### What you will do:
Search the data for the word "xlabel" and copy every line where it occurs.

--------------------------------

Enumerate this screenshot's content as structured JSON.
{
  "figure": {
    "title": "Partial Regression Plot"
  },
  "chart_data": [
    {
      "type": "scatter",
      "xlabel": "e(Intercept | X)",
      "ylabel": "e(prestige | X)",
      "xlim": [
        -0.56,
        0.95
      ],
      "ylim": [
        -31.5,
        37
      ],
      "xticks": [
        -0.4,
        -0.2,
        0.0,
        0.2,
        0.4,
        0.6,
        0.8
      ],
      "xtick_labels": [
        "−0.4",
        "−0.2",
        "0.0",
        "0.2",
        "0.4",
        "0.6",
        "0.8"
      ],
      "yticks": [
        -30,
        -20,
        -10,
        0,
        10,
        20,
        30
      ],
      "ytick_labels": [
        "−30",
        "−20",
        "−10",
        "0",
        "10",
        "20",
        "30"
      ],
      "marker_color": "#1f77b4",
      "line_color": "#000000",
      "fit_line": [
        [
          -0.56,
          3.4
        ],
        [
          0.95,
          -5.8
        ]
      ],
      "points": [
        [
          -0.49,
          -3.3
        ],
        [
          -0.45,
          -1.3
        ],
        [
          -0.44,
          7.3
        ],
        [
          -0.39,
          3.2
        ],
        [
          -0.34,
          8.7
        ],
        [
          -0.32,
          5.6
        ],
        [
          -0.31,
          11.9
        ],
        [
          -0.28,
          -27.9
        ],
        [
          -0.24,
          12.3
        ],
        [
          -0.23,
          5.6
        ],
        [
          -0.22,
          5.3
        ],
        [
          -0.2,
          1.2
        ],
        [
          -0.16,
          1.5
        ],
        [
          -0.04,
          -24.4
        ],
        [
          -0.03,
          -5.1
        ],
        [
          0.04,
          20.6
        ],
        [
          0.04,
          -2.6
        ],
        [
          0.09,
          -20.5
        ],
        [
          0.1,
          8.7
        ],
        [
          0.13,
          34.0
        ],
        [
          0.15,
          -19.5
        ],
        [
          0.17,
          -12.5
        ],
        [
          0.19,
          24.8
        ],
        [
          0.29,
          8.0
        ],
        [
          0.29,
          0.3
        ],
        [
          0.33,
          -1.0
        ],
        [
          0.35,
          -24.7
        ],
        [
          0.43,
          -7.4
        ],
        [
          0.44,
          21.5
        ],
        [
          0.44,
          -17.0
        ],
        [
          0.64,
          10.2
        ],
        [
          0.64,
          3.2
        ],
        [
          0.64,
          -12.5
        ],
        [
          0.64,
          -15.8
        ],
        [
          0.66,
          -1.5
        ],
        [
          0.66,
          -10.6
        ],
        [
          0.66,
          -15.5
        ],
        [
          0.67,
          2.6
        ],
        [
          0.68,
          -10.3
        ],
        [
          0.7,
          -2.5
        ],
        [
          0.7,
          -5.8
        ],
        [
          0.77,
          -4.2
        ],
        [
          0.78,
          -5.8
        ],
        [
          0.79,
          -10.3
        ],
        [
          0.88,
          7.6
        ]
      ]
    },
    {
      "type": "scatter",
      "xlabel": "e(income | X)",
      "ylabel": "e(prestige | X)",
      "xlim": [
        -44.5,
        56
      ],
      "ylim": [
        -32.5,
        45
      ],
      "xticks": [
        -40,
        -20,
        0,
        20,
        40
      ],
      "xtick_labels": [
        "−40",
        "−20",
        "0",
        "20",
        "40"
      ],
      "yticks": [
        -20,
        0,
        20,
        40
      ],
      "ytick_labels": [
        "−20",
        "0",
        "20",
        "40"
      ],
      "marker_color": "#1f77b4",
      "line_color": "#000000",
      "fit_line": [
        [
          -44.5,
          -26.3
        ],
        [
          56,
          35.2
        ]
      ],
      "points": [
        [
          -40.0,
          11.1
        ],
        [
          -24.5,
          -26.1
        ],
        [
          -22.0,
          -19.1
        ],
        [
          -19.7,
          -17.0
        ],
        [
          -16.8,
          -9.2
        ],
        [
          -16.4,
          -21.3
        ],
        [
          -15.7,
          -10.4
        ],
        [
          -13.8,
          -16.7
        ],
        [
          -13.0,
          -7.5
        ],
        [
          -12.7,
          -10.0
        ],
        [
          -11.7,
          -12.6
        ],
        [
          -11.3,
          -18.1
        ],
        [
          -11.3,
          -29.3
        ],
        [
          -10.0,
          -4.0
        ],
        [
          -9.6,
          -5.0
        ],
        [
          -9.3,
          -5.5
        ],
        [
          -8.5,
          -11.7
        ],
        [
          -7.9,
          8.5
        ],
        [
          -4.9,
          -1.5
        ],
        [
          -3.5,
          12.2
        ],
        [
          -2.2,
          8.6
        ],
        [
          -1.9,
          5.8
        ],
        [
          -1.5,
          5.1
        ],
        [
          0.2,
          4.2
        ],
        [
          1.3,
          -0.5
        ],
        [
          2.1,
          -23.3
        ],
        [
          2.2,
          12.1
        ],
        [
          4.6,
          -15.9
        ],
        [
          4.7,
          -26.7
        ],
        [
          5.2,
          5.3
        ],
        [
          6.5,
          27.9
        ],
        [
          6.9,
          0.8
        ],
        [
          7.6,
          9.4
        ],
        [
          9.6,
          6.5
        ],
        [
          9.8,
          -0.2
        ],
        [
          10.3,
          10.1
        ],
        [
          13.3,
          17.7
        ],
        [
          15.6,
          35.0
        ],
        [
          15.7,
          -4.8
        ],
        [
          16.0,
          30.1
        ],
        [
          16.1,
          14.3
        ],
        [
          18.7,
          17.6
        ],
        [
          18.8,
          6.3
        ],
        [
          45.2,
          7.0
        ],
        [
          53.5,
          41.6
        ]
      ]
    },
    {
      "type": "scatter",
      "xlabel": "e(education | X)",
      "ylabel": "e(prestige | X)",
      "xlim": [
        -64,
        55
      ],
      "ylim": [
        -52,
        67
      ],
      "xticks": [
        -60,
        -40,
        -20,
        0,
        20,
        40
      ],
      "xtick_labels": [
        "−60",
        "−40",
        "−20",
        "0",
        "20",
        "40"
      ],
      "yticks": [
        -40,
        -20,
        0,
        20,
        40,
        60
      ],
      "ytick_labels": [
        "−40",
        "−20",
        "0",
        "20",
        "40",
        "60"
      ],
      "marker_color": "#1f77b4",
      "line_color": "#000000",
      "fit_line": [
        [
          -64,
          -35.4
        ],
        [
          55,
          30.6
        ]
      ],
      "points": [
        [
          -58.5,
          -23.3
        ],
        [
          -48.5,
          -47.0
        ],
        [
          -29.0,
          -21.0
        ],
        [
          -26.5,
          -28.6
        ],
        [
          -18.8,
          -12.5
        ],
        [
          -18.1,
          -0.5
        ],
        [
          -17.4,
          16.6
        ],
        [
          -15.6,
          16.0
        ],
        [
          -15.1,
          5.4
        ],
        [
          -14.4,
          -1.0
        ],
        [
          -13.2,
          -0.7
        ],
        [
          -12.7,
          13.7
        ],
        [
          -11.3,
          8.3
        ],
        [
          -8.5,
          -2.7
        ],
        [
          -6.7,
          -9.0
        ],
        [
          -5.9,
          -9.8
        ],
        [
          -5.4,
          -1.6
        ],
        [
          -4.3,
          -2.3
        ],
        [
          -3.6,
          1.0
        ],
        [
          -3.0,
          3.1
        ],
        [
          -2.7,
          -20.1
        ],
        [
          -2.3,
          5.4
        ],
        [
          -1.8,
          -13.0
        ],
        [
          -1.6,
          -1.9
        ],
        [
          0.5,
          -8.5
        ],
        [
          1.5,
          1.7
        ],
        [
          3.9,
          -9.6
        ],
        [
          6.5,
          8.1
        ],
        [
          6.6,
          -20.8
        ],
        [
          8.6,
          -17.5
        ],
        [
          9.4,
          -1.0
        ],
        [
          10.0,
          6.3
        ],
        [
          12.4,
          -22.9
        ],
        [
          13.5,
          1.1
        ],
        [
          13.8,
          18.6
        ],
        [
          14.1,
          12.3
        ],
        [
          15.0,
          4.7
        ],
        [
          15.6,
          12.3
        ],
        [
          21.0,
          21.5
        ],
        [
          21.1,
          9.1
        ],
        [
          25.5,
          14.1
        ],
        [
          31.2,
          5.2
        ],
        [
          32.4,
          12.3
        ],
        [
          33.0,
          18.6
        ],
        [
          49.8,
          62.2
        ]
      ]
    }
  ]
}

--------------------------------

### Response to the exercise:
      "xlabel": "e(Intercept | X)",
      "xlabel": "e(income | X)",
      "xlabel": "e(education | X)",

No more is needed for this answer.